→ **Work instructions**:
Please rewrite these records with "EnGenius" renamed to "Vendor" everywhere, keeping everything else the same and leaving out the pictures.

════

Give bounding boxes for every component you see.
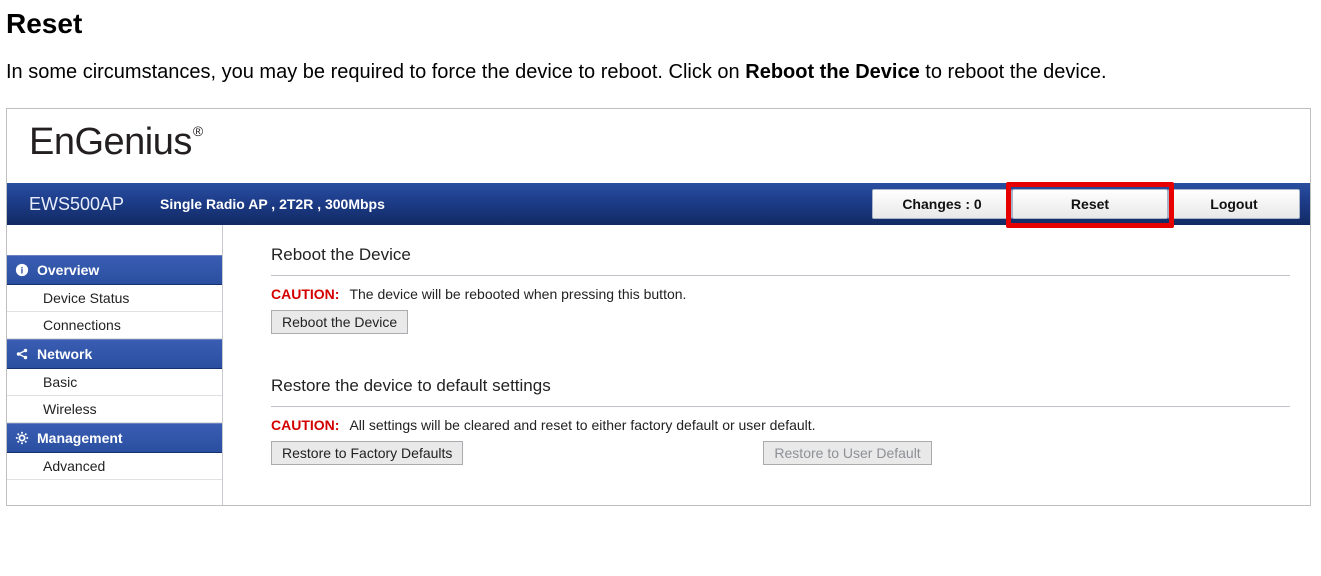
caution-label: CAUTION: [271,417,339,433]
brand-logo: EnGenius® [29,121,202,163]
brand-row: EnGenius® [7,109,1310,183]
sidebar-item-basic[interactable]: Basic [7,369,222,396]
brand-registered-mark: ® [193,123,203,139]
intro-paragraph: In some circumstances, you may be requir… [6,58,1315,86]
divider [271,406,1290,407]
restore-caution-text: All settings will be cleared and reset t… [349,417,815,433]
reset-button-label: Reset [1071,196,1109,212]
device-model: EWS500AP [29,194,124,215]
sidebar-head-management[interactable]: Management [7,423,222,453]
screenshot-container: EnGenius® EWS500AP Single Radio AP , 2T2… [6,108,1311,506]
reboot-device-button[interactable]: Reboot the Device [271,310,408,334]
changes-button[interactable]: Changes : 0 [872,189,1012,219]
sidebar-head-network[interactable]: Network [7,339,222,369]
reboot-caution-text: The device will be rebooted when pressin… [349,286,686,302]
svg-text:i: i [21,266,24,277]
restore-caution: CAUTION: All settings will be cleared and… [271,417,1290,433]
sidebar-item-device-status[interactable]: Device Status [7,285,222,312]
page-title: Reset [6,8,1315,40]
header-bar: EWS500AP Single Radio AP , 2T2R , 300Mbp… [7,183,1310,225]
brand-name: EnGenius [29,121,192,163]
restore-user-button[interactable]: Restore to User Default [763,441,931,465]
sidebar-head-label: Overview [37,262,99,278]
logout-button[interactable]: Logout [1168,189,1300,219]
content-panes: i Overview Device Status Connections Net… [7,225,1310,505]
sidebar: i Overview Device Status Connections Net… [7,225,223,505]
sidebar-item-wireless[interactable]: Wireless [7,396,222,423]
restore-button-row: Restore to Factory Defaults Restore to U… [271,441,1290,465]
sidebar-head-label: Network [37,346,92,362]
reboot-caution: CAUTION: The device will be rebooted when… [271,286,1290,302]
sidebar-head-overview[interactable]: i Overview [7,255,222,285]
reset-button[interactable]: Reset [1012,189,1168,219]
gear-icon [15,431,29,445]
caution-label: CAUTION: [271,286,339,302]
intro-bold: Reboot the Device [745,61,919,83]
share-icon [15,347,29,361]
info-icon: i [15,263,29,277]
restore-factory-button[interactable]: Restore to Factory Defaults [271,441,463,465]
main-panel: Reboot the Device CAUTION: The device wil… [223,225,1310,505]
restore-section-title: Restore the device to default settings [271,376,1290,396]
reboot-section-title: Reboot the Device [271,245,1290,265]
sidebar-head-label: Management [37,430,123,446]
sidebar-item-advanced[interactable]: Advanced [7,453,222,480]
intro-text-after: to reboot the device. [920,61,1107,83]
intro-text-before: In some circumstances, you may be requir… [6,61,745,83]
device-description: Single Radio AP , 2T2R , 300Mbps [160,196,872,212]
header-buttons: Changes : 0 Reset Logout [872,189,1300,219]
sidebar-item-connections[interactable]: Connections [7,312,222,339]
divider [271,275,1290,276]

════

→ **Worked solution**:
Give bounding boxes for every component you see.
caution-label: CAUTION: [271,417,339,433]
brand-logo: Vendor® [29,121,202,163]
brand-row: Vendor® [7,109,1310,183]
sidebar-item-basic[interactable]: Basic [7,369,222,396]
brand-registered-mark: ® [193,123,203,139]
intro-paragraph: In some circumstances, you may be requir… [6,58,1315,86]
divider [271,406,1290,407]
restore-caution-text: All settings will be cleared and reset t… [349,417,815,433]
reset-button-label: Reset [1071,196,1109,212]
device-model: EWS500AP [29,194,124,215]
sidebar-head-management[interactable]: Management [7,423,222,453]
screenshot-container: Vendor® EWS500AP Single Radio AP , 2T2… [6,108,1311,506]
reboot-device-button[interactable]: Reboot the Device [271,310,408,334]
changes-button[interactable]: Changes : 0 [872,189,1012,219]
sidebar-head-network[interactable]: Network [7,339,222,369]
reboot-caution-text: The device will be rebooted when pressin… [349,286,686,302]
svg-text:i: i [21,266,24,277]
restore-caution: CAUTION: All settings will be cleared and… [271,417,1290,433]
sidebar-item-device-status[interactable]: Device Status [7,285,222,312]
page-title: Reset [6,8,1315,40]
header-bar: EWS500AP Single Radio AP , 2T2R , 300Mbp… [7,183,1310,225]
brand-name: Vendor [29,121,192,163]
restore-user-button[interactable]: Restore to User Default [763,441,931,465]
sidebar-head-label: Overview [37,262,99,278]
logout-button[interactable]: Logout [1168,189,1300,219]
content-panes: i Overview Device Status Connections Net… [7,225,1310,505]
sidebar: i Overview Device Status Connections Net… [7,225,223,505]
sidebar-item-wireless[interactable]: Wireless [7,396,222,423]
restore-button-row: Restore to Factory Defaults Restore to U… [271,441,1290,465]
sidebar-head-label: Network [37,346,92,362]
reboot-caution: CAUTION: The device will be rebooted when… [271,286,1290,302]
sidebar-head-overview[interactable]: i Overview [7,255,222,285]
reset-button[interactable]: Reset [1012,189,1168,219]
gear-icon [15,431,29,445]
caution-label: CAUTION: [271,286,339,302]
intro-bold: Reboot the Device [745,61,919,83]
share-icon [15,347,29,361]
info-icon: i [15,263,29,277]
restore-factory-button[interactable]: Restore to Factory Defaults [271,441,463,465]
main-panel: Reboot the Device CAUTION: The device wil… [223,225,1310,505]
restore-section-title: Restore the device to default settings [271,376,1290,396]
reboot-section-title: Reboot the Device [271,245,1290,265]
sidebar-head-label: Management [37,430,123,446]
sidebar-item-advanced[interactable]: Advanced [7,453,222,480]
intro-text-after: to reboot the device. [920,61,1107,83]
intro-text-before: In some circumstances, you may be requir… [6,61,745,83]
device-description: Single Radio AP , 2T2R , 300Mbps [160,196,872,212]
header-buttons: Changes : 0 Reset Logout [872,189,1300,219]
sidebar-item-connections[interactable]: Connections [7,312,222,339]
divider [271,275,1290,276]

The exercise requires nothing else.